> _Задание 1_:
Перескажите приведенный ниже отрывок о фильме «Бёрдмэн» в двух предложениях.

> _Фрагмент источника_:
########
Бёрдмэн — приговор театру психоанализа

Лекторы Секацкий и Огарков разбирают и обсуждают оскароносный фильм режиссера Алехандро Г. Иньярриту «Бердмэн», получивший большое признание кинокритики. Осторожно! Много терминологии.
Текст: Павел Тигай
Фото: web
«Фильм „Бёрдман“ в модернистской технике фиксирует клиническую смерть Бродвея. Кино деконструирует классическую театральную „сцену положений“, утверждая принцип подлинной сборки воображения „от первого лица“. Блестящий, психотичный Эдвард Нортон, голливудская икона Майкл Китон, гениально реконструирующие распад гистрионизма на фоне буржуазной пошлости. Высший балл от кинокритиков!» — Александр Огарков.
Прежде чем разбирать фильм «Бердмен», нужно спросить себя — чем кино отличается от театра?

Чем кино отличается от театра

Воображаемое в театре экранирует реальность под смотрящего, делает прививку. В театре же кризис естественного гистрионизма разрешается путем налаживания вторичной тождественности с помощью вещей на сцене. Сцена — видимость, на ней располагается очевидность. На ней трагическое и ужасное остается за рамками, а зритель получает разрешенные конфликты. Театр — терапия вменяемости и игра с воображением всегда на одном и том же месте.
########
(Данные о положении элементов)
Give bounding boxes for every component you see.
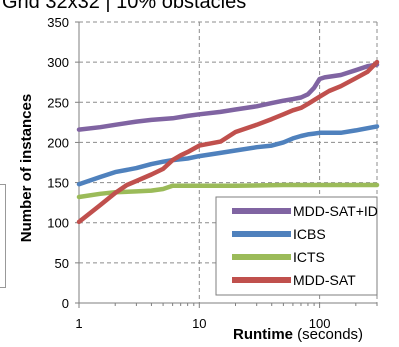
series-line-icbs <box>76 124 380 187</box>
x-axis-label: Runtime (seconds) <box>233 326 363 343</box>
x-tick-label: 1 <box>75 316 82 331</box>
x-tick-label: 100 <box>309 316 331 331</box>
series-lines <box>76 59 380 225</box>
tick-labels: 0 50 100 150 200 250 300 350 1 10 100 <box>47 15 330 331</box>
x-axis-label-unit: (seconds) <box>293 326 363 343</box>
y-axis-label: Number of instances <box>18 94 35 242</box>
y-tick-label: 100 <box>47 216 69 231</box>
x-axis-label-main: Runtime <box>233 326 293 343</box>
y-tick-label: 150 <box>47 176 69 191</box>
series-line-mdd-sat <box>76 59 380 225</box>
x-tick-label: 10 <box>192 316 206 331</box>
chart-title: Grid 32x32 | 10% obstacles <box>2 0 247 13</box>
cropped-panel-fragment <box>0 184 6 288</box>
y-tick-label: 250 <box>47 95 69 110</box>
legend-label-mdd-sat-id: MDD-SAT+ID <box>293 203 378 219</box>
y-tick-label: 300 <box>47 55 69 70</box>
axes <box>75 21 378 308</box>
y-tick-label: 200 <box>47 135 69 150</box>
y-tick-label: 50 <box>55 256 69 271</box>
legend: MDD-SAT+ID ICBS ICTS MDD-SAT <box>215 196 378 296</box>
y-tick-label: 350 <box>47 15 69 30</box>
legend-label-mdd-sat: MDD-SAT <box>293 272 356 288</box>
series-line-mdd-sat-id <box>76 62 380 132</box>
legend-label-icts: ICTS <box>293 249 325 265</box>
y-tick-label: 0 <box>62 296 69 311</box>
legend-label-icbs: ICBS <box>293 226 326 242</box>
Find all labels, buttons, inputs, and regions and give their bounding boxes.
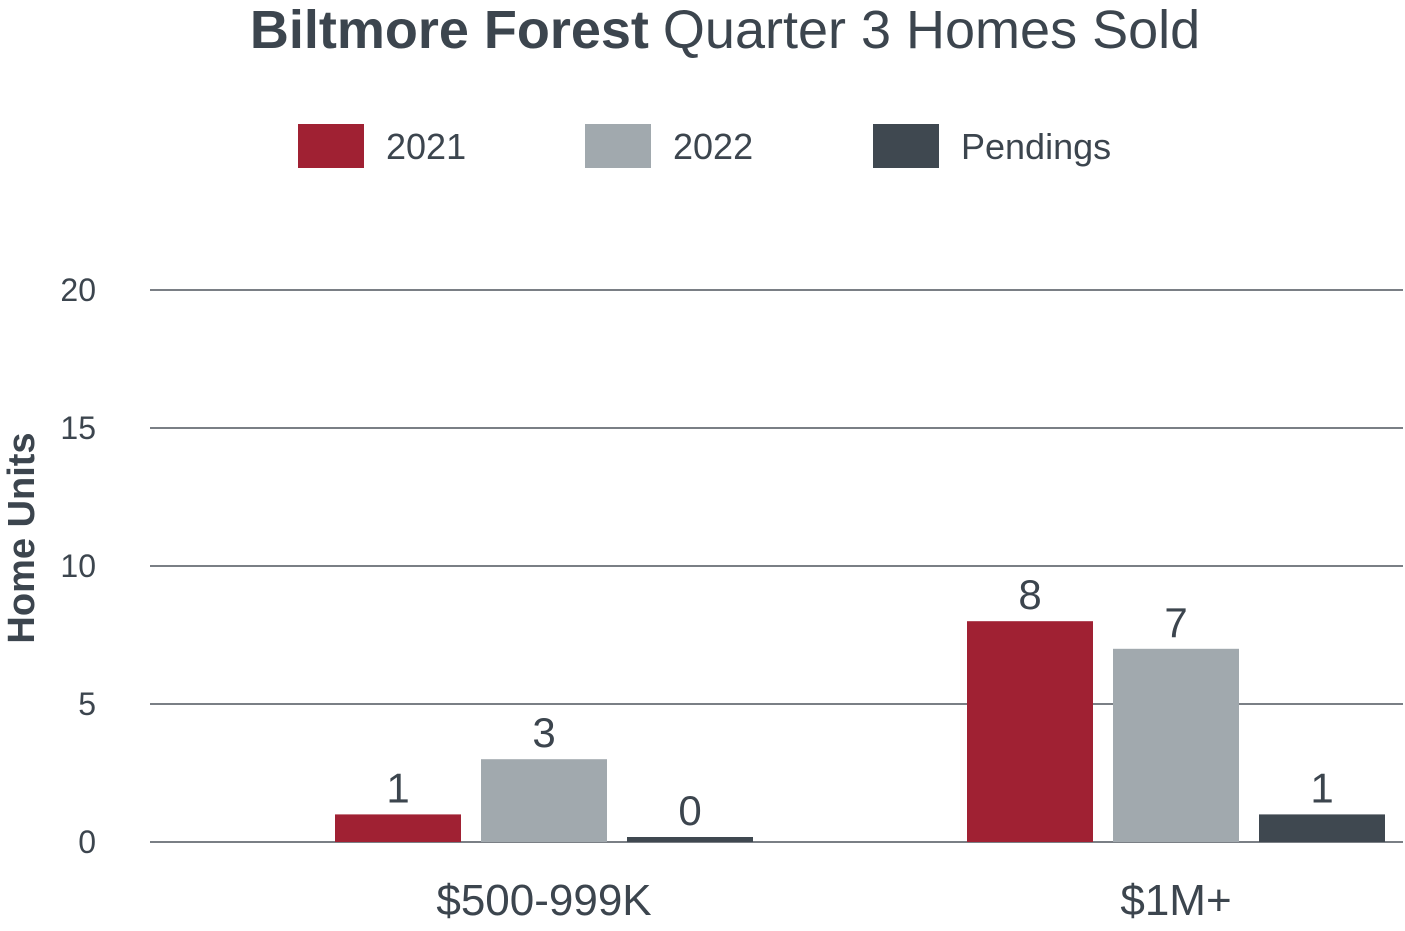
- legend-label: Pendings: [961, 126, 1111, 167]
- legend-label: 2021: [386, 126, 466, 167]
- y-axis-label: Home Units: [1, 432, 43, 643]
- data-label: 1: [386, 764, 409, 811]
- data-label: 7: [1164, 599, 1187, 646]
- y-tick-label: 15: [60, 410, 96, 446]
- legend-swatch: [298, 124, 364, 168]
- chart-title-bold: Biltmore Forest: [250, 0, 649, 60]
- x-category-label: $500-999K: [436, 876, 651, 925]
- chart-title: Biltmore Forest Quarter 3 Homes Sold: [250, 0, 1200, 60]
- data-label: 0: [678, 787, 701, 834]
- x-category-label: $1M+: [1120, 876, 1231, 925]
- legend-label: 2022: [673, 126, 753, 167]
- legend-swatch: [873, 124, 939, 168]
- bar: [967, 621, 1093, 842]
- data-label: 8: [1018, 571, 1041, 618]
- y-axis-ticks: 0 5 10 15 20: [60, 272, 96, 860]
- data-label: 1: [1310, 764, 1333, 811]
- y-tick-label: 10: [60, 548, 96, 584]
- legend-swatch: [585, 124, 651, 168]
- bar: [1113, 648, 1239, 842]
- bar: [1259, 814, 1385, 842]
- chart-title-rest: Quarter 3 Homes Sold: [663, 0, 1200, 60]
- bars: [335, 621, 1385, 842]
- bar: [627, 837, 753, 842]
- y-tick-label: 5: [78, 686, 96, 722]
- bar: [481, 759, 607, 842]
- data-labels: 1 3 0 8 7 1: [386, 571, 1333, 834]
- x-axis-categories: $500-999K $1M+: [436, 876, 1231, 925]
- y-tick-label: 20: [60, 272, 96, 308]
- data-label: 3: [532, 709, 555, 756]
- y-tick-label: 0: [78, 824, 96, 860]
- legend: 2021 2022 Pendings: [298, 124, 1111, 168]
- bar: [335, 814, 461, 842]
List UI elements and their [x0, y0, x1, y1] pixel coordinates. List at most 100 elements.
########
> _Задание 2_:
Сосчитайте строки записей, в которых встречается слово «Forest» с учетом регистра, и дайте в ответ только число.

> _Полный ответ 1_:
Лекторы Секацкий и Огарков разбирают оскароносный фильм Алехандро Г. Иньярриту «Бёрдмэн», который, по словам Огаркова, в модернистской технике фиксирует клиническую смерть Бродвея и деконструирует классическую театральную «сцену положений». Разбор начинается с вопроса о том, чем кино отличается от театра: театр описан как терапия вменяемости, где трагическое и ужасное остается за рамками, а зритель получает разрешенные конфликты.

> _Полный ответ 2_:
2